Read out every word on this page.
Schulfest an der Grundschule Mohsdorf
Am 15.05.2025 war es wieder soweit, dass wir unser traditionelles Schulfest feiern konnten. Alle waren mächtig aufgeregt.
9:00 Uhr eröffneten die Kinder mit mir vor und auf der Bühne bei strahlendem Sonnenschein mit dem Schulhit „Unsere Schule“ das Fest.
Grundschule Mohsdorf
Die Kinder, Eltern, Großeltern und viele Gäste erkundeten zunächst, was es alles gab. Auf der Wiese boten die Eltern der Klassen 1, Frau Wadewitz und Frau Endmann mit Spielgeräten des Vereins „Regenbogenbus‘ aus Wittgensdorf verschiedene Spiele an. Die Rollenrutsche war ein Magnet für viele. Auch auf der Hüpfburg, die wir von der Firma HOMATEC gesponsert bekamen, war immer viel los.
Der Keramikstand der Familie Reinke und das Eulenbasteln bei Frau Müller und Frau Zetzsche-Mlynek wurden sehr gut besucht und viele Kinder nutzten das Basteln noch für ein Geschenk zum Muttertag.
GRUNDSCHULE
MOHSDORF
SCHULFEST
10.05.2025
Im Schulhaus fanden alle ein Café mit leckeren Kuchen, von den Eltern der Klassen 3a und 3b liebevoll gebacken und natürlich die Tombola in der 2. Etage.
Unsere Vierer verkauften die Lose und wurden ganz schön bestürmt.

Written task: The records above must be repeated exactly, every one of them.

Output for this exercise:
Read out every word on this page.
Schulfest an der Grundschule Mohsdorf
Am 15.05.2025 war es wieder soweit, dass wir unser traditionelles Schulfest feiern konnten. Alle waren mächtig aufgeregt.
9:00 Uhr eröffneten die Kinder mit mir vor und auf der Bühne bei strahlendem Sonnenschein mit dem Schulhit „Unsere Schule“ das Fest.
Grundschule Mohsdorf
Die Kinder, Eltern, Großeltern und viele Gäste erkundeten zunächst, was es alles gab. Auf der Wiese boten die Eltern der Klassen 1, Frau Wadewitz und Frau Endmann mit Spielgeräten des Vereins „Regenbogenbus‘ aus Wittgensdorf verschiedene Spiele an. Die Rollenrutsche war ein Magnet für viele. Auch auf der Hüpfburg, die wir von der Firma HOMATEC gesponsert bekamen, war immer viel los.
Der Keramikstand der Familie Reinke und das Eulenbasteln bei Frau Müller und Frau Zetzsche-Mlynek wurden sehr gut besucht und viele Kinder nutzten das Basteln noch für ein Geschenk zum Muttertag.
GRUNDSCHULE
MOHSDORF
SCHULFEST
10.05.2025
Im Schulhaus fanden alle ein Café mit leckeren Kuchen, von den Eltern der Klassen 3a und 3b liebevoll gebacken und natürlich die Tombola in der 2. Etage.
Unsere Vierer verkauften die Lose und wurden ganz schön bestürmt.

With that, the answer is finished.